**Work to complete:** Print all of the lines exactly. Any picture among them stays out.

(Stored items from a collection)
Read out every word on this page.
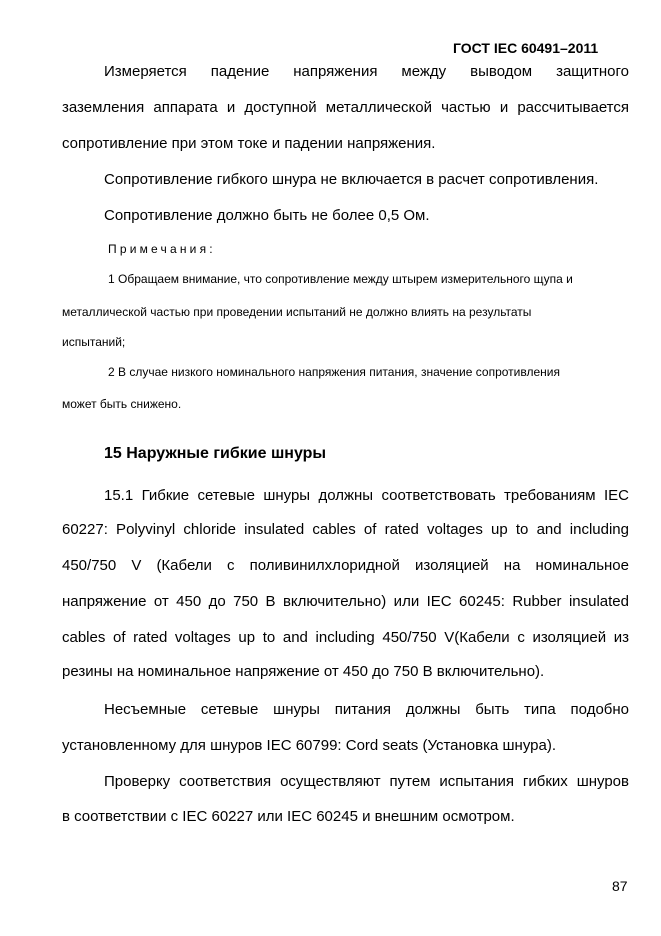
ГОСТ IEC 60491–2011
Измеряется падение напряжения между выводом защитного
заземления аппарата и доступной металлической частью и рассчитывается
сопротивление при этом токе и падении напряжения.
Сопротивление гибкого шнура не включается в расчет сопротивления.
Сопротивление должно быть не более 0,5 Ом.
Примечания:
1 Обращаем внимание, что сопротивление между штырем измерительного щупа и
металлической частью при проведении испытаний не должно влиять на результаты
испытаний;
2 В случае низкого номинального напряжения питания, значение сопротивления
может быть снижено.
15 Наружные гибкие шнуры
15.1 Гибкие сетевые шнуры должны соответствовать требованиям IEC
60227: Polyvinyl chloride insulated cables of rated voltages up to and including
450/750 V (Кабели с поливинилхлоридной изоляцией на номинальное
напряжение от 450 до 750 В включительно) или IEC 60245: Rubber insulated
cables of rated voltages up to and including 450/750 V(Кабели с изоляцией из
резины на номинальное напряжение от 450 до 750 В включительно).
Несъемные сетевые шнуры питания должны быть типа подобно
установленному для шнуров IEC 60799: Cord seats (Установка шнура).
Проверку соответствия осуществляют путем испытания гибких шнуров
в соответствии с IEC 60227 или IEC 60245 и внешним осмотром.
87
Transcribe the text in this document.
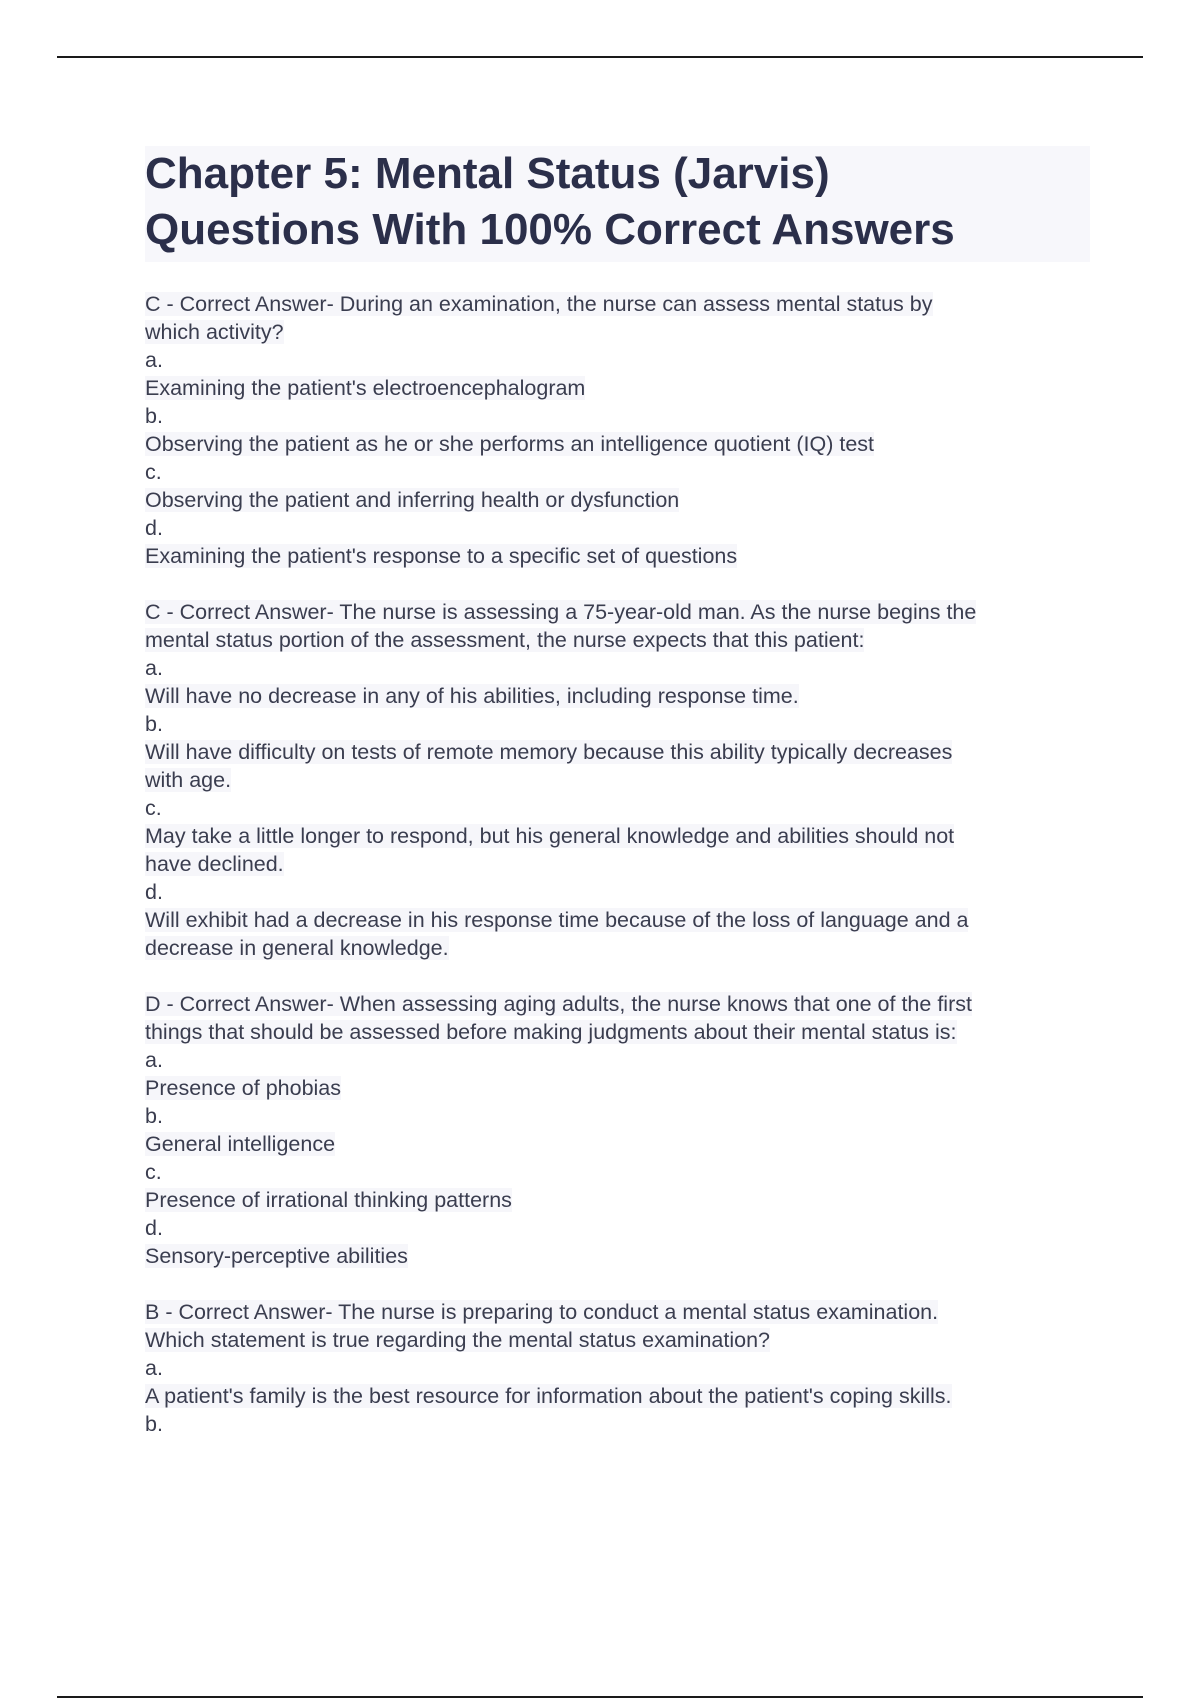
Chapter 5: Mental Status (Jarvis)
Questions With 100% Correct Answers
C - Correct Answer- During an examination, the nurse can assess mental status by
which activity?
a.
Examining the patient's electroencephalogram
b.
Observing the patient as he or she performs an intelligence quotient (IQ) test
c.
Observing the patient and inferring health or dysfunction
d.
Examining the patient's response to a specific set of questions
C - Correct Answer- The nurse is assessing a 75-year-old man. As the nurse begins the
mental status portion of the assessment, the nurse expects that this patient:
a.
Will have no decrease in any of his abilities, including response time.
b.
Will have difficulty on tests of remote memory because this ability typically decreases
with age.
c.
May take a little longer to respond, but his general knowledge and abilities should not
have declined.
d.
Will exhibit had a decrease in his response time because of the loss of language and a
decrease in general knowledge.
D - Correct Answer- When assessing aging adults, the nurse knows that one of the first
things that should be assessed before making judgments about their mental status is:
a.
Presence of phobias
b.
General intelligence
c.
Presence of irrational thinking patterns
d.
Sensory-perceptive abilities
B - Correct Answer- The nurse is preparing to conduct a mental status examination.
Which statement is true regarding the mental status examination?
a.
A patient's family is the best resource for information about the patient's coping skills.
b.
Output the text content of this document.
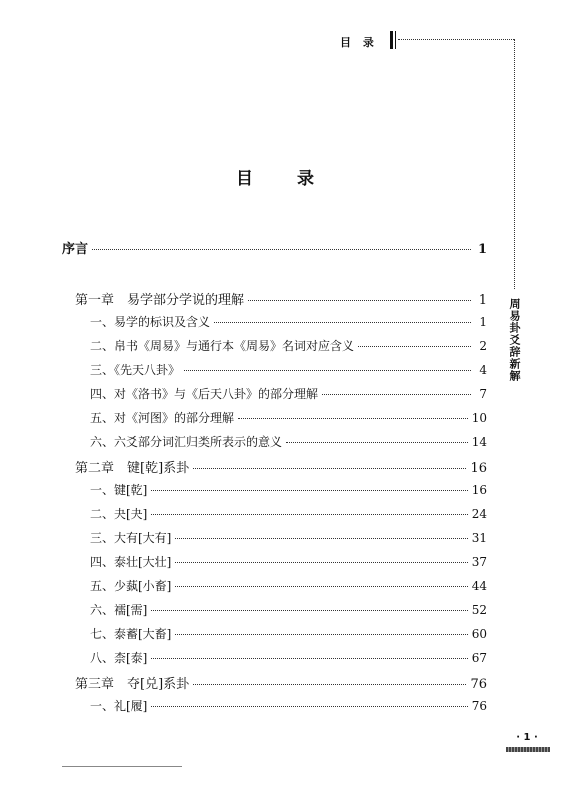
目 录
周易卦爻辞新解
目录
序言	1
第一章　易学部分学说的理解	1
一、易学的标识及含义	1
二、帛书《周易》与通行本《周易》名词对应含义	2
三、《先天八卦》	4
四、对《洛书》与《后天八卦》的部分理解	7
五、对《河图》的部分理解	10
六、六爻部分词汇归类所表示的意义	14
第二章　键[乾]系卦	16
一、键[乾]	16
二、夬[夬]	24
三、大有[大有]	31
四、泰壮[大壮]	37
五、少蓺[小畜]	44
六、襦[需]	52
七、泰蓄[大畜]	60
八、柰[泰]	67
第三章　夺[兑]系卦	76
一、礼[履]	76
· 1 ·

**Answer in full:**
Read out every word on this page.
ГОСТ IEC 60491–2011
Измеряется падение напряжения между выводом защитного
заземления аппарата и доступной металлической частью и рассчитывается
сопротивление при этом токе и падении напряжения.
Сопротивление гибкого шнура не включается в расчет сопротивления.
Сопротивление должно быть не более 0,5 Ом.
Примечания:
1 Обращаем внимание, что сопротивление между штырем измерительного щупа и
металлической частью при проведении испытаний не должно влиять на результаты
испытаний;
2 В случае низкого номинального напряжения питания, значение сопротивления
может быть снижено.
15 Наружные гибкие шнуры
15.1 Гибкие сетевые шнуры должны соответствовать требованиям IEC
60227: Polyvinyl chloride insulated cables of rated voltages up to and including
450/750 V (Кабели с поливинилхлоридной изоляцией на номинальное
напряжение от 450 до 750 В включительно) или IEC 60245: Rubber insulated
cables of rated voltages up to and including 450/750 V(Кабели с изоляцией из
резины на номинальное напряжение от 450 до 750 В включительно).
Несъемные сетевые шнуры питания должны быть типа подобно
установленному для шнуров IEC 60799: Cord seats (Установка шнура).
Проверку соответствия осуществляют путем испытания гибких шнуров
в соответствии с IEC 60227 или IEC 60245 и внешним осмотром.
87
Transcribe the text in this document.
Chapter 5: Mental Status (Jarvis)
Questions With 100% Correct Answers
C - Correct Answer- During an examination, the nurse can assess mental status by
which activity?
a.
Examining the patient's electroencephalogram
b.
Observing the patient as he or she performs an intelligence quotient (IQ) test
c.
Observing the patient and inferring health or dysfunction
d.
Examining the patient's response to a specific set of questions
C - Correct Answer- The nurse is assessing a 75-year-old man. As the nurse begins the
mental status portion of the assessment, the nurse expects that this patient:
a.
Will have no decrease in any of his abilities, including response time.
b.
Will have difficulty on tests of remote memory because this ability typically decreases
with age.
c.
May take a little longer to respond, but his general knowledge and abilities should not
have declined.
d.
Will exhibit had a decrease in his response time because of the loss of language and a
decrease in general knowledge.
D - Correct Answer- When assessing aging adults, the nurse knows that one of the first
things that should be assessed before making judgments about their mental status is:
a.
Presence of phobias
b.
General intelligence
c.
Presence of irrational thinking patterns
d.
Sensory-perceptive abilities
B - Correct Answer- The nurse is preparing to conduct a mental status examination.
Which statement is true regarding the mental status examination?
a.
A patient's family is the best resource for information about the patient's coping skills.
b.
Output the text content of this document.
目 录
周易卦爻辞新解
目录
序言	1
第一章　易学部分学说的理解	1
一、易学的标识及含义	1
二、帛书《周易》与通行本《周易》名词对应含义	2
三、《先天八卦》	4
四、对《洛书》与《后天八卦》的部分理解	7
五、对《河图》的部分理解	10
六、六爻部分词汇归类所表示的意义	14
第二章　键[乾]系卦	16
一、键[乾]	16
二、夬[夬]	24
三、大有[大有]	31
四、泰壮[大壮]	37
五、少蓺[小畜]	44
六、襦[需]	52
七、泰蓄[大畜]	60
八、柰[泰]	67
第三章　夺[兑]系卦	76
一、礼[履]	76
· 1 ·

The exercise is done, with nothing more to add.